STATED PROBLEM: Repeat the records below exactly.

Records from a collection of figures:

_ _ _ _

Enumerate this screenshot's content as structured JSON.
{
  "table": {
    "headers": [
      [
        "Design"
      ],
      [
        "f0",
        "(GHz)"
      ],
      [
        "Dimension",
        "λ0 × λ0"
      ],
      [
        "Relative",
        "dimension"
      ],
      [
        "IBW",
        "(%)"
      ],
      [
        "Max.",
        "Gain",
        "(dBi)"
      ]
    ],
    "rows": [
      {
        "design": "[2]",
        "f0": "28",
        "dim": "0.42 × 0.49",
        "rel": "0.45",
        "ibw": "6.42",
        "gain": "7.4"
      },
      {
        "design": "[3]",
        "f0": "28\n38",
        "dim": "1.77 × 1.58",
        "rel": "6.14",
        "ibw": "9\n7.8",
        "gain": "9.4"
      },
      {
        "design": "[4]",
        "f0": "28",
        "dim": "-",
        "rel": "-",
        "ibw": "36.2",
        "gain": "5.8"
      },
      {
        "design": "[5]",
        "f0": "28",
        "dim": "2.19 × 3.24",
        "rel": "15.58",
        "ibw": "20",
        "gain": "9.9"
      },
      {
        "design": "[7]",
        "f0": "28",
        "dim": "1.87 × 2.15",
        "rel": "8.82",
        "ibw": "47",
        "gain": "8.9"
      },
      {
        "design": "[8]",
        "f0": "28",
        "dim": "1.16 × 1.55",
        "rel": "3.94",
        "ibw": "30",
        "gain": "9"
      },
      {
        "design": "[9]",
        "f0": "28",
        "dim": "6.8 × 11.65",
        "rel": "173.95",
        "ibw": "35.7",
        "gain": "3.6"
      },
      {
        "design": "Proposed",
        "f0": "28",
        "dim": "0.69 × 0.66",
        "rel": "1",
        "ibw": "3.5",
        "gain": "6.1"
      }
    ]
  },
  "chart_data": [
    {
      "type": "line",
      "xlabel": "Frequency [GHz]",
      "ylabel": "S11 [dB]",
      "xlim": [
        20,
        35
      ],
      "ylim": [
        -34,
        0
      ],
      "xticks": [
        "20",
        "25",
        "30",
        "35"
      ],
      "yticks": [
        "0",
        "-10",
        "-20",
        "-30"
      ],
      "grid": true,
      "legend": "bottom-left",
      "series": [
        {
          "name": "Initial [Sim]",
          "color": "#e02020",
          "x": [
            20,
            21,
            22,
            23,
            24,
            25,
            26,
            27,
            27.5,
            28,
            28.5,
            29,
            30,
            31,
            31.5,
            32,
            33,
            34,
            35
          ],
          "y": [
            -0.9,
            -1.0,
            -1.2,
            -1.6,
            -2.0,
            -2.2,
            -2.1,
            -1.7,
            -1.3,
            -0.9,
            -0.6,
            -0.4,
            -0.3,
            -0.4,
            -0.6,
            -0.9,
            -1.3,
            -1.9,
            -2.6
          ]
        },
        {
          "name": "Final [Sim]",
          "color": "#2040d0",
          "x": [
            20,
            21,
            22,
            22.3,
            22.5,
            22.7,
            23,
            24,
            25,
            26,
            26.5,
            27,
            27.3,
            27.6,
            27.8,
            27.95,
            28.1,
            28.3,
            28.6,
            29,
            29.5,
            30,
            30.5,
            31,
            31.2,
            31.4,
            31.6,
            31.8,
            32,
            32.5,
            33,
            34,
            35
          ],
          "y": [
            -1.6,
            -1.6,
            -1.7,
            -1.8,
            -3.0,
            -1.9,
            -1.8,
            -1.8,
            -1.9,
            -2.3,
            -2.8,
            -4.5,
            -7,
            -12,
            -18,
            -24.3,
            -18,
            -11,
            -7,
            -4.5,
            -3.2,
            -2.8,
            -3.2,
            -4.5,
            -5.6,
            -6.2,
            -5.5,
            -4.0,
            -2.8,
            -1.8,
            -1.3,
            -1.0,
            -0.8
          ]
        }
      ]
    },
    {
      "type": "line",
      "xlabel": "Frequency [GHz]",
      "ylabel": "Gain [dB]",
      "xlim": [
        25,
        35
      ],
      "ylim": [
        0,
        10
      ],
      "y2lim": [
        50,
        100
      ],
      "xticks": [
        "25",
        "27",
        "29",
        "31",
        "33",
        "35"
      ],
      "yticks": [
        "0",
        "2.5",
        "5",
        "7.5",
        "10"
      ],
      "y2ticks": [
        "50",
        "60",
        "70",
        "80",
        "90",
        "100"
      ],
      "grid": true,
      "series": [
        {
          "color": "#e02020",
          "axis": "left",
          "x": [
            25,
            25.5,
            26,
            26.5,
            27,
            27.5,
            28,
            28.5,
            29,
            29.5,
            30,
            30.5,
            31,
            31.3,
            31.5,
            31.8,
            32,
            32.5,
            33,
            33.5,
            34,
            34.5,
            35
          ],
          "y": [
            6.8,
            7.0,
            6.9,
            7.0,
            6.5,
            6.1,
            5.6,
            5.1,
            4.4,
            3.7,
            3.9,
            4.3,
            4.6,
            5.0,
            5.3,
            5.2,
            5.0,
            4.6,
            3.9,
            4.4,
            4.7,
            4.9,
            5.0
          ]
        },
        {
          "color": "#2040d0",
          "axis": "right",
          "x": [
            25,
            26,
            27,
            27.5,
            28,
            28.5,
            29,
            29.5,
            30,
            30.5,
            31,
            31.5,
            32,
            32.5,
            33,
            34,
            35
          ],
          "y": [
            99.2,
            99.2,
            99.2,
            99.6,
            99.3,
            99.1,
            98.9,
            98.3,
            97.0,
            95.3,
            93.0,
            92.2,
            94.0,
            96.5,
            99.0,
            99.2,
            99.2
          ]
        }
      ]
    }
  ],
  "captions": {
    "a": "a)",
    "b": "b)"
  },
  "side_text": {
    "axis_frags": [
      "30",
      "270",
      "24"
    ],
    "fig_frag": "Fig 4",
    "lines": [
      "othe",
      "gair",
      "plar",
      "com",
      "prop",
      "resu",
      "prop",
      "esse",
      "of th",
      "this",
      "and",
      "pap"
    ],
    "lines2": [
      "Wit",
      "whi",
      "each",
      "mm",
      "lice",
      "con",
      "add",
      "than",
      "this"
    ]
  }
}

_ _ _ _

SOLUTION:
Enumerate this screenshot's content as structured JSON.
{
  "table": {
    "headers": [
      [
        "Design"
      ],
      [
        "f0",
        "(GHz)"
      ],
      [
        "Dimension",
        "λ0 × λ0"
      ],
      [
        "Relative",
        "dimension"
      ],
      [
        "IBW",
        "(%)"
      ],
      [
        "Max.",
        "Gain",
        "(dBi)"
      ]
    ],
    "rows": [
      {
        "design": "[2]",
        "f0": "28",
        "dim": "0.42 × 0.49",
        "rel": "0.45",
        "ibw": "6.42",
        "gain": "7.4"
      },
      {
        "design": "[3]",
        "f0": "28\n38",
        "dim": "1.77 × 1.58",
        "rel": "6.14",
        "ibw": "9\n7.8",
        "gain": "9.4"
      },
      {
        "design": "[4]",
        "f0": "28",
        "dim": "-",
        "rel": "-",
        "ibw": "36.2",
        "gain": "5.8"
      },
      {
        "design": "[5]",
        "f0": "28",
        "dim": "2.19 × 3.24",
        "rel": "15.58",
        "ibw": "20",
        "gain": "9.9"
      },
      {
        "design": "[7]",
        "f0": "28",
        "dim": "1.87 × 2.15",
        "rel": "8.82",
        "ibw": "47",
        "gain": "8.9"
      },
      {
        "design": "[8]",
        "f0": "28",
        "dim": "1.16 × 1.55",
        "rel": "3.94",
        "ibw": "30",
        "gain": "9"
      },
      {
        "design": "[9]",
        "f0": "28",
        "dim": "6.8 × 11.65",
        "rel": "173.95",
        "ibw": "35.7",
        "gain": "3.6"
      },
      {
        "design": "Proposed",
        "f0": "28",
        "dim": "0.69 × 0.66",
        "rel": "1",
        "ibw": "3.5",
        "gain": "6.1"
      }
    ]
  },
  "chart_data": [
    {
      "type": "line",
      "xlabel": "Frequency [GHz]",
      "ylabel": "S11 [dB]",
      "xlim": [
        20,
        35
      ],
      "ylim": [
        -34,
        0
      ],
      "xticks": [
        "20",
        "25",
        "30",
        "35"
      ],
      "yticks": [
        "0",
        "-10",
        "-20",
        "-30"
      ],
      "grid": true,
      "legend": "bottom-left",
      "series": [
        {
          "name": "Initial [Sim]",
          "color": "#e02020",
          "x": [
            20,
            21,
            22,
            23,
            24,
            25,
            26,
            27,
            27.5,
            28,
            28.5,
            29,
            30,
            31,
            31.5,
            32,
            33,
            34,
            35
          ],
          "y": [
            -0.9,
            -1.0,
            -1.2,
            -1.6,
            -2.0,
            -2.2,
            -2.1,
            -1.7,
            -1.3,
            -0.9,
            -0.6,
            -0.4,
            -0.3,
            -0.4,
            -0.6,
            -0.9,
            -1.3,
            -1.9,
            -2.6
          ]
        },
        {
          "name": "Final [Sim]",
          "color": "#2040d0",
          "x": [
            20,
            21,
            22,
            22.3,
            22.5,
            22.7,
            23,
            24,
            25,
            26,
            26.5,
            27,
            27.3,
            27.6,
            27.8,
            27.95,
            28.1,
            28.3,
            28.6,
            29,
            29.5,
            30,
            30.5,
            31,
            31.2,
            31.4,
            31.6,
            31.8,
            32,
            32.5,
            33,
            34,
            35
          ],
          "y": [
            -1.6,
            -1.6,
            -1.7,
            -1.8,
            -3.0,
            -1.9,
            -1.8,
            -1.8,
            -1.9,
            -2.3,
            -2.8,
            -4.5,
            -7,
            -12,
            -18,
            -24.3,
            -18,
            -11,
            -7,
            -4.5,
            -3.2,
            -2.8,
            -3.2,
            -4.5,
            -5.6,
            -6.2,
            -5.5,
            -4.0,
            -2.8,
            -1.8,
            -1.3,
            -1.0,
            -0.8
          ]
        }
      ]
    },
    {
      "type": "line",
      "xlabel": "Frequency [GHz]",
      "ylabel": "Gain [dB]",
      "xlim": [
        25,
        35
      ],
      "ylim": [
        0,
        10
      ],
      "y2lim": [
        50,
        100
      ],
      "xticks": [
        "25",
        "27",
        "29",
        "31",
        "33",
        "35"
      ],
      "yticks": [
        "0",
        "2.5",
        "5",
        "7.5",
        "10"
      ],
      "y2ticks": [
        "50",
        "60",
        "70",
        "80",
        "90",
        "100"
      ],
      "grid": true,
      "series": [
        {
          "color": "#e02020",
          "axis": "left",
          "x": [
            25,
            25.5,
            26,
            26.5,
            27,
            27.5,
            28,
            28.5,
            29,
            29.5,
            30,
            30.5,
            31,
            31.3,
            31.5,
            31.8,
            32,
            32.5,
            33,
            33.5,
            34,
            34.5,
            35
          ],
          "y": [
            6.8,
            7.0,
            6.9,
            7.0,
            6.5,
            6.1,
            5.6,
            5.1,
            4.4,
            3.7,
            3.9,
            4.3,
            4.6,
            5.0,
            5.3,
            5.2,
            5.0,
            4.6,
            3.9,
            4.4,
            4.7,
            4.9,
            5.0
          ]
        },
        {
          "color": "#2040d0",
          "axis": "right",
          "x": [
            25,
            26,
            27,
            27.5,
            28,
            28.5,
            29,
            29.5,
            30,
            30.5,
            31,
            31.5,
            32,
            32.5,
            33,
            34,
            35
          ],
          "y": [
            99.2,
            99.2,
            99.2,
            99.6,
            99.3,
            99.1,
            98.9,
            98.3,
            97.0,
            95.3,
            93.0,
            92.2,
            94.0,
            96.5,
            99.0,
            99.2,
            99.2
          ]
        }
      ]
    }
  ],
  "captions": {
    "a": "a)",
    "b": "b)"
  },
  "side_text": {
    "axis_frags": [
      "30",
      "270",
      "24"
    ],
    "fig_frag": "Fig 4",
    "lines": [
      "othe",
      "gair",
      "plar",
      "com",
      "prop",
      "resu",
      "prop",
      "esse",
      "of th",
      "this",
      "and",
      "pap"
    ],
    "lines2": [
      "Wit",
      "whi",
      "each",
      "mm",
      "lice",
      "con",
      "add",
      "than",
      "this"
    ]
  }
}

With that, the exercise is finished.